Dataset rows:

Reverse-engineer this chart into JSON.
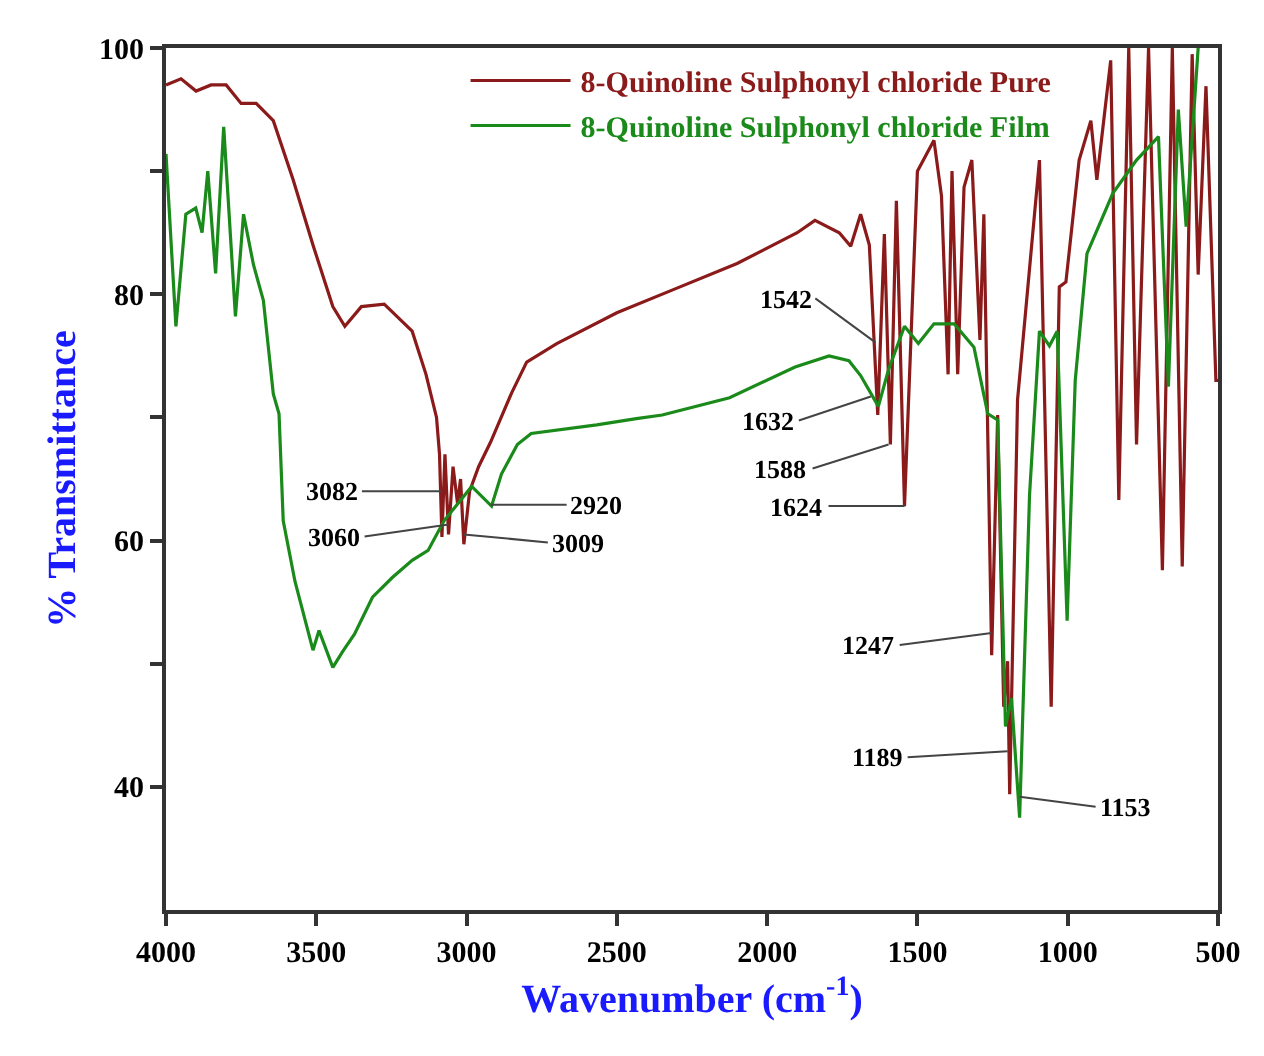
{
  "chart_data": {
    "type": "line",
    "xlabel": "Wavenumber (cm$^{-1}$)",
    "ylabel": "% Transmittance",
    "xlim": [
      4000,
      500
    ],
    "ylim": [
      30,
      100
    ],
    "xticks": [
      4000,
      3500,
      3000,
      2500,
      2000,
      1500,
      1000,
      500
    ],
    "yticks": [
      40,
      {
        "value": 50,
        "label": null
      },
      60,
      {
        "value": 70,
        "label": null
      },
      80,
      {
        "value": 90,
        "label": null
      },
      100
    ],
    "legend": "top",
    "marker": "none",
    "line_style": "solid",
    "series": [
      {
        "name": "8-Quinoline Sulphonyl chloride Pure",
        "color": "#8b1a1a",
        "x": [
          4000,
          3950,
          3900,
          3850,
          3800,
          3750,
          3700,
          3643,
          3577,
          3511,
          3445,
          3405,
          3350,
          3274,
          3181,
          3135,
          3100,
          3090,
          3082,
          3072,
          3060,
          3045,
          3030,
          3020,
          3009,
          2990,
          2960,
          2920,
          2850,
          2800,
          2700,
          2500,
          2300,
          2100,
          1900,
          1841,
          1760,
          1722,
          1689,
          1660,
          1632,
          1610,
          1590,
          1570,
          1543,
          1500,
          1445,
          1420,
          1398,
          1385,
          1366,
          1345,
          1319,
          1292,
          1279,
          1253,
          1233,
          1213,
          1200,
          1193,
          1167,
          1094,
          1055,
          1028,
          1006,
          962,
          923,
          903,
          857,
          830,
          797,
          771,
          731,
          685,
          652,
          619,
          586,
          566,
          540,
          507,
          500
        ],
        "values": [
          97,
          97.5,
          96.5,
          97,
          97,
          95.5,
          95.5,
          94.1,
          89.3,
          84,
          79,
          77.4,
          79,
          79.2,
          77,
          73.5,
          70,
          67,
          60.3,
          67,
          60.5,
          66,
          63,
          65,
          59.7,
          64,
          66,
          68,
          72,
          74.5,
          76,
          78.5,
          80.5,
          82.5,
          85,
          86,
          85,
          83.9,
          86.5,
          84,
          70.2,
          84.9,
          67.8,
          87.6,
          62.8,
          90,
          92.5,
          88,
          73.5,
          90,
          73.5,
          88.7,
          90.9,
          76.3,
          86.5,
          50.7,
          70.2,
          46.5,
          50.2,
          39.4,
          71.4,
          90.9,
          46.5,
          80.6,
          81,
          90.9,
          94.1,
          89.3,
          99,
          63.3,
          100,
          67.8,
          100,
          57.6,
          100,
          57.9,
          99.5,
          81.6,
          96.9,
          73,
          73
        ]
      },
      {
        "name": "8-Quinoline Sulphonyl chloride Film",
        "color": "#1a8a1a",
        "x": [
          4000,
          3967,
          3934,
          3901,
          3880,
          3861,
          3835,
          3808,
          3769,
          3742,
          3709,
          3676,
          3643,
          3624,
          3610,
          3571,
          3511,
          3491,
          3445,
          3412,
          3373,
          3313,
          3247,
          3181,
          3128,
          3075,
          2983,
          2917,
          2884,
          2831,
          2785,
          2567,
          2435,
          2349,
          2125,
          1907,
          1794,
          1728,
          1689,
          1630,
          1596,
          1543,
          1497,
          1445,
          1378,
          1312,
          1266,
          1233,
          1207,
          1187,
          1160,
          1127,
          1094,
          1061,
          1035,
          1002,
          975,
          936,
          850,
          771,
          698,
          665,
          632,
          606,
          566
        ],
        "values": [
          91.4,
          77.4,
          86.5,
          87,
          85,
          90,
          81.7,
          93.6,
          78.2,
          86.5,
          82.4,
          79.5,
          71.9,
          70.3,
          61.6,
          56.7,
          51.1,
          52.7,
          49.7,
          51,
          52.4,
          55.4,
          57,
          58.4,
          59.2,
          61.6,
          64.4,
          62.8,
          65.4,
          67.8,
          68.7,
          69.4,
          69.9,
          70.2,
          71.6,
          74.1,
          75,
          74.6,
          73.4,
          70.9,
          73.9,
          77.4,
          76,
          77.6,
          77.6,
          75.7,
          70.3,
          69.8,
          44.9,
          47.2,
          37.5,
          63.7,
          77,
          75.8,
          77,
          53.5,
          73,
          83.3,
          88.2,
          90.9,
          92.8,
          72.5,
          95,
          85.5,
          100
        ]
      }
    ],
    "annotations": [
      {
        "text": "3082",
        "x": 3082,
        "y": 64
      },
      {
        "text": "3060",
        "x": 3060,
        "y": 61.3
      },
      {
        "text": "2920",
        "x": 2920,
        "y": 62.9
      },
      {
        "text": "3009",
        "x": 3009,
        "y": 60.5
      },
      {
        "text": "1542",
        "x": 1640,
        "y": 76.1
      },
      {
        "text": "1632",
        "x": 1655,
        "y": 71.7
      },
      {
        "text": "1588",
        "x": 1596,
        "y": 67.8
      },
      {
        "text": "1624",
        "x": 1543,
        "y": 62.8
      },
      {
        "text": "1247",
        "x": 1253,
        "y": 52.5
      },
      {
        "text": "1189",
        "x": 1200,
        "y": 42.9
      },
      {
        "text": "1153",
        "x": 1160,
        "y": 39.2
      }
    ]
  }
}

INSTRUCTION
Write out the full listing verbatim, excluding its pictures.

CORRECT RESULT
Reverse-engineer this chart into JSON.
{
  "chart_data": {
    "type": "line",
    "xlabel": "Wavenumber (cm$^{-1}$)",
    "ylabel": "% Transmittance",
    "xlim": [
      4000,
      500
    ],
    "ylim": [
      30,
      100
    ],
    "xticks": [
      4000,
      3500,
      3000,
      2500,
      2000,
      1500,
      1000,
      500
    ],
    "yticks": [
      40,
      {
        "value": 50,
        "label": null
      },
      60,
      {
        "value": 70,
        "label": null
      },
      80,
      {
        "value": 90,
        "label": null
      },
      100
    ],
    "legend": "top",
    "marker": "none",
    "line_style": "solid",
    "series": [
      {
        "name": "8-Quinoline Sulphonyl chloride Pure",
        "color": "#8b1a1a",
        "x": [
          4000,
          3950,
          3900,
          3850,
          3800,
          3750,
          3700,
          3643,
          3577,
          3511,
          3445,
          3405,
          3350,
          3274,
          3181,
          3135,
          3100,
          3090,
          3082,
          3072,
          3060,
          3045,
          3030,
          3020,
          3009,
          2990,
          2960,
          2920,
          2850,
          2800,
          2700,
          2500,
          2300,
          2100,
          1900,
          1841,
          1760,
          1722,
          1689,
          1660,
          1632,
          1610,
          1590,
          1570,
          1543,
          1500,
          1445,
          1420,
          1398,
          1385,
          1366,
          1345,
          1319,
          1292,
          1279,
          1253,
          1233,
          1213,
          1200,
          1193,
          1167,
          1094,
          1055,
          1028,
          1006,
          962,
          923,
          903,
          857,
          830,
          797,
          771,
          731,
          685,
          652,
          619,
          586,
          566,
          540,
          507,
          500
        ],
        "values": [
          97,
          97.5,
          96.5,
          97,
          97,
          95.5,
          95.5,
          94.1,
          89.3,
          84,
          79,
          77.4,
          79,
          79.2,
          77,
          73.5,
          70,
          67,
          60.3,
          67,
          60.5,
          66,
          63,
          65,
          59.7,
          64,
          66,
          68,
          72,
          74.5,
          76,
          78.5,
          80.5,
          82.5,
          85,
          86,
          85,
          83.9,
          86.5,
          84,
          70.2,
          84.9,
          67.8,
          87.6,
          62.8,
          90,
          92.5,
          88,
          73.5,
          90,
          73.5,
          88.7,
          90.9,
          76.3,
          86.5,
          50.7,
          70.2,
          46.5,
          50.2,
          39.4,
          71.4,
          90.9,
          46.5,
          80.6,
          81,
          90.9,
          94.1,
          89.3,
          99,
          63.3,
          100,
          67.8,
          100,
          57.6,
          100,
          57.9,
          99.5,
          81.6,
          96.9,
          73,
          73
        ]
      },
      {
        "name": "8-Quinoline Sulphonyl chloride Film",
        "color": "#1a8a1a",
        "x": [
          4000,
          3967,
          3934,
          3901,
          3880,
          3861,
          3835,
          3808,
          3769,
          3742,
          3709,
          3676,
          3643,
          3624,
          3610,
          3571,
          3511,
          3491,
          3445,
          3412,
          3373,
          3313,
          3247,
          3181,
          3128,
          3075,
          2983,
          2917,
          2884,
          2831,
          2785,
          2567,
          2435,
          2349,
          2125,
          1907,
          1794,
          1728,
          1689,
          1630,
          1596,
          1543,
          1497,
          1445,
          1378,
          1312,
          1266,
          1233,
          1207,
          1187,
          1160,
          1127,
          1094,
          1061,
          1035,
          1002,
          975,
          936,
          850,
          771,
          698,
          665,
          632,
          606,
          566
        ],
        "values": [
          91.4,
          77.4,
          86.5,
          87,
          85,
          90,
          81.7,
          93.6,
          78.2,
          86.5,
          82.4,
          79.5,
          71.9,
          70.3,
          61.6,
          56.7,
          51.1,
          52.7,
          49.7,
          51,
          52.4,
          55.4,
          57,
          58.4,
          59.2,
          61.6,
          64.4,
          62.8,
          65.4,
          67.8,
          68.7,
          69.4,
          69.9,
          70.2,
          71.6,
          74.1,
          75,
          74.6,
          73.4,
          70.9,
          73.9,
          77.4,
          76,
          77.6,
          77.6,
          75.7,
          70.3,
          69.8,
          44.9,
          47.2,
          37.5,
          63.7,
          77,
          75.8,
          77,
          53.5,
          73,
          83.3,
          88.2,
          90.9,
          92.8,
          72.5,
          95,
          85.5,
          100
        ]
      }
    ],
    "annotations": [
      {
        "text": "3082",
        "x": 3082,
        "y": 64
      },
      {
        "text": "3060",
        "x": 3060,
        "y": 61.3
      },
      {
        "text": "2920",
        "x": 2920,
        "y": 62.9
      },
      {
        "text": "3009",
        "x": 3009,
        "y": 60.5
      },
      {
        "text": "1542",
        "x": 1640,
        "y": 76.1
      },
      {
        "text": "1632",
        "x": 1655,
        "y": 71.7
      },
      {
        "text": "1588",
        "x": 1596,
        "y": 67.8
      },
      {
        "text": "1624",
        "x": 1543,
        "y": 62.8
      },
      {
        "text": "1247",
        "x": 1253,
        "y": 52.5
      },
      {
        "text": "1189",
        "x": 1200,
        "y": 42.9
      },
      {
        "text": "1153",
        "x": 1160,
        "y": 39.2
      }
    ]
  }
}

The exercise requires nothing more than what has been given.